*Exercise instructions*: Retype every item below word for word, leaving out the pictures.

========

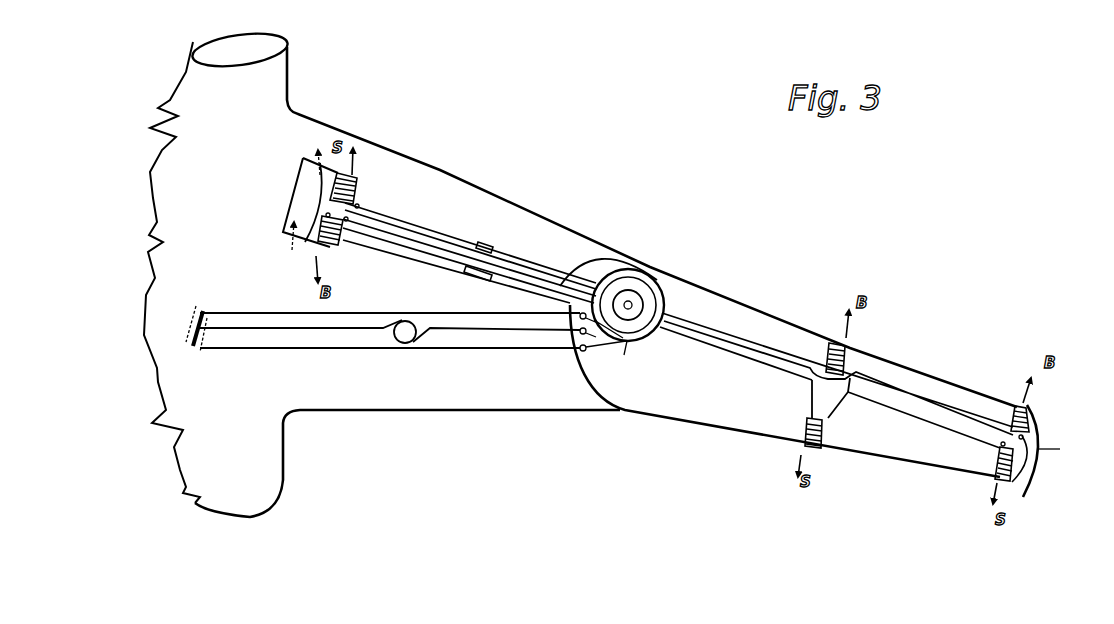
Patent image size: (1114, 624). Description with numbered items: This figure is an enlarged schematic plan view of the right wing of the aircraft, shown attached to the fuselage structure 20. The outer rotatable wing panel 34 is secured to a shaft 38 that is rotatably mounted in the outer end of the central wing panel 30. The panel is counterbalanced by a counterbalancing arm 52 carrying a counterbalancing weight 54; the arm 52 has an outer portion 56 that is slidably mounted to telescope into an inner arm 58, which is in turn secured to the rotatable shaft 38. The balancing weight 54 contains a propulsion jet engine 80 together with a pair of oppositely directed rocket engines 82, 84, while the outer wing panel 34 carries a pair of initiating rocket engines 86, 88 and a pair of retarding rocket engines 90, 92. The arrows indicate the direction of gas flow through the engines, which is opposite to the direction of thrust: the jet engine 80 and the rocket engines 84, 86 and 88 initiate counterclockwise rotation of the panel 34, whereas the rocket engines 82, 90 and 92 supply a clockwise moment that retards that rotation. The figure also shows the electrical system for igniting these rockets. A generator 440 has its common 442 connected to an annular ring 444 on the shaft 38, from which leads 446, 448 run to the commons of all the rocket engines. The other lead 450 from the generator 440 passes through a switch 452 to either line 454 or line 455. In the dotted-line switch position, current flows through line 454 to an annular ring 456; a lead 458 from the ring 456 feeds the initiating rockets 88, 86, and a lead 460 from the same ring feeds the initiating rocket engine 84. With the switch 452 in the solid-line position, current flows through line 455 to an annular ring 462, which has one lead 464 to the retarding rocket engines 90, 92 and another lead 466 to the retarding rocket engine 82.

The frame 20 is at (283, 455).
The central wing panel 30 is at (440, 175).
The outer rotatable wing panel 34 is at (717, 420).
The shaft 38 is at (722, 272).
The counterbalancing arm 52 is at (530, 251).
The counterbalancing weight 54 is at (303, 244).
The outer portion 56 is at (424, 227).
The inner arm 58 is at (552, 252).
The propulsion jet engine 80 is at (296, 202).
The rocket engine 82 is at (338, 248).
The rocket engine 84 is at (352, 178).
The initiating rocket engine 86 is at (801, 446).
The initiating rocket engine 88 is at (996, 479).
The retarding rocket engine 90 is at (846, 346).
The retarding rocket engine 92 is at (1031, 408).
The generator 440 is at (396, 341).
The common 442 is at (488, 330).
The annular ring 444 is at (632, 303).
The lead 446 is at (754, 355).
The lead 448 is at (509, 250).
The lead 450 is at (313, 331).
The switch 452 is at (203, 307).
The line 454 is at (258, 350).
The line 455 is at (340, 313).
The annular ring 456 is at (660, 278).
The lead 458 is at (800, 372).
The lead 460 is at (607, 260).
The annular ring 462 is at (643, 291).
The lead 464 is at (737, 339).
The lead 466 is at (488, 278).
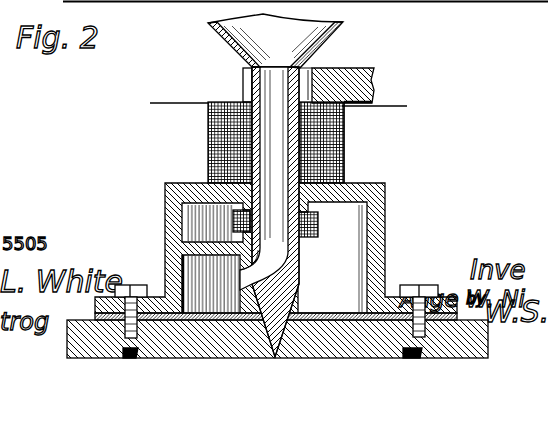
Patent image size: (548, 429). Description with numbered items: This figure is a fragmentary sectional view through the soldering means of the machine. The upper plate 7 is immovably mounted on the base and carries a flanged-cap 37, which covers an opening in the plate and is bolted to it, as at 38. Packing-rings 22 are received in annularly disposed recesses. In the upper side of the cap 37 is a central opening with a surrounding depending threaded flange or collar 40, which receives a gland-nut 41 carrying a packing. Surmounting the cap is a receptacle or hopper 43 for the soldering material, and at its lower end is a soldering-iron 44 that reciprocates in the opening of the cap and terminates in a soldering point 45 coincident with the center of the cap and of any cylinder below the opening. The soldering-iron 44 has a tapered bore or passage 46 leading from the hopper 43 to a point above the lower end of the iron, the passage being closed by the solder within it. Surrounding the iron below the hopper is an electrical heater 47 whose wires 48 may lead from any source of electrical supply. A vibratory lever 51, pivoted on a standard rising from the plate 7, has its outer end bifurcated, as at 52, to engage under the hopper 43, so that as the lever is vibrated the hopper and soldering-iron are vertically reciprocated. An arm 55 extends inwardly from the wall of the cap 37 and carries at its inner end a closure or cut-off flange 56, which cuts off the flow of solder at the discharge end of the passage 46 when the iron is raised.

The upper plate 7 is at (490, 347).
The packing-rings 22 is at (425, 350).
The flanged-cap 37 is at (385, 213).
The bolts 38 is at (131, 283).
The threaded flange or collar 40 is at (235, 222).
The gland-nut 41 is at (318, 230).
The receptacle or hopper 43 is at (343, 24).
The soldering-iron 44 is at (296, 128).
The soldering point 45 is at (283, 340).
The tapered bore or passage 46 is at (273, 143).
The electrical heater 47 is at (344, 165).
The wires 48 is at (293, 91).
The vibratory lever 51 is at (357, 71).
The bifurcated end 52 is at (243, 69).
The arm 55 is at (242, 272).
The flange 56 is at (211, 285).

========

*Task response*:
Patent image size: (1114, 624). Description with numbered items: This figure is an enlarged schematic plan view of the right wing of the aircraft, shown attached to the fuselage structure 20. The outer rotatable wing panel 34 is secured to a shaft 38 that is rotatably mounted in the outer end of the central wing panel 30. The panel is counterbalanced by a counterbalancing arm 52 carrying a counterbalancing weight 54; the arm 52 has an outer portion 56 that is slidably mounted to telescope into an inner arm 58, which is in turn secured to the rotatable shaft 38. The balancing weight 54 contains a propulsion jet engine 80 together with a pair of oppositely directed rocket engines 82, 84, while the outer wing panel 34 carries a pair of initiating rocket engines 86, 88 and a pair of retarding rocket engines 90, 92. The arrows indicate the direction of gas flow through the engines, which is opposite to the direction of thrust: the jet engine 80 and the rocket engines 84, 86 and 88 initiate counterclockwise rotation of the panel 34, whereas the rocket engines 82, 90 and 92 supply a clockwise moment that retards that rotation. The figure also shows the electrical system for igniting these rockets. A generator 440 has its common 442 connected to an annular ring 444 on the shaft 38, from which leads 446, 448 run to the commons of all the rocket engines. The other lead 450 from the generator 440 passes through a switch 452 to either line 454 or line 455. In the dotted-line switch position, current flows through line 454 to an annular ring 456; a lead 458 from the ring 456 feeds the initiating rockets 88, 86, and a lead 460 from the same ring feeds the initiating rocket engine 84. With the switch 452 in the solid-line position, current flows through line 455 to an annular ring 462, which has one lead 464 to the retarding rocket engines 90, 92 and another lead 466 to the retarding rocket engine 82.

The frame 20 is at (283, 455).
The central wing panel 30 is at (440, 175).
The outer rotatable wing panel 34 is at (717, 420).
The shaft 38 is at (722, 272).
The counterbalancing arm 52 is at (530, 251).
The counterbalancing weight 54 is at (303, 244).
The outer portion 56 is at (424, 227).
The inner arm 58 is at (552, 252).
The propulsion jet engine 80 is at (296, 202).
The rocket engine 82 is at (338, 248).
The rocket engine 84 is at (352, 178).
The initiating rocket engine 86 is at (801, 446).
The initiating rocket engine 88 is at (996, 479).
The retarding rocket engine 90 is at (846, 346).
The retarding rocket engine 92 is at (1031, 408).
The generator 440 is at (396, 341).
The common 442 is at (488, 330).
The annular ring 444 is at (632, 303).
The lead 446 is at (754, 355).
The lead 448 is at (509, 250).
The lead 450 is at (313, 331).
The switch 452 is at (203, 307).
The line 454 is at (258, 350).
The line 455 is at (340, 313).
The annular ring 456 is at (660, 278).
The lead 458 is at (800, 372).
The lead 460 is at (607, 260).
The annular ring 462 is at (643, 291).
The lead 464 is at (737, 339).
The lead 466 is at (488, 278).
Patent image size: (548, 429). Description with numbered items: This figure is a fragmentary sectional view through the soldering means of the machine. The upper plate 7 is immovably mounted on the base and carries a flanged-cap 37, which covers an opening in the plate and is bolted to it, as at 38. Packing-rings 22 are received in annularly disposed recesses. In the upper side of the cap 37 is a central opening with a surrounding depending threaded flange or collar 40, which receives a gland-nut 41 carrying a packing. Surmounting the cap is a receptacle or hopper 43 for the soldering material, and at its lower end is a soldering-iron 44 that reciprocates in the opening of the cap and terminates in a soldering point 45 coincident with the center of the cap and of any cylinder below the opening. The soldering-iron 44 has a tapered bore or passage 46 leading from the hopper 43 to a point above the lower end of the iron, the passage being closed by the solder within it. Surrounding the iron below the hopper is an electrical heater 47 whose wires 48 may lead from any source of electrical supply. A vibratory lever 51, pivoted on a standard rising from the plate 7, has its outer end bifurcated, as at 52, to engage under the hopper 43, so that as the lever is vibrated the hopper and soldering-iron are vertically reciprocated. An arm 55 extends inwardly from the wall of the cap 37 and carries at its inner end a closure or cut-off flange 56, which cuts off the flow of solder at the discharge end of the passage 46 when the iron is raised.

The upper plate 7 is at (490, 347).
The packing-rings 22 is at (425, 350).
The flanged-cap 37 is at (385, 213).
The bolts 38 is at (131, 283).
The threaded flange or collar 40 is at (235, 222).
The gland-nut 41 is at (318, 230).
The receptacle or hopper 43 is at (343, 24).
The soldering-iron 44 is at (296, 128).
The soldering point 45 is at (283, 340).
The tapered bore or passage 46 is at (273, 143).
The electrical heater 47 is at (344, 165).
The wires 48 is at (293, 91).
The vibratory lever 51 is at (357, 71).
The bifurcated end 52 is at (243, 69).
The arm 55 is at (242, 272).
The flange 56 is at (211, 285).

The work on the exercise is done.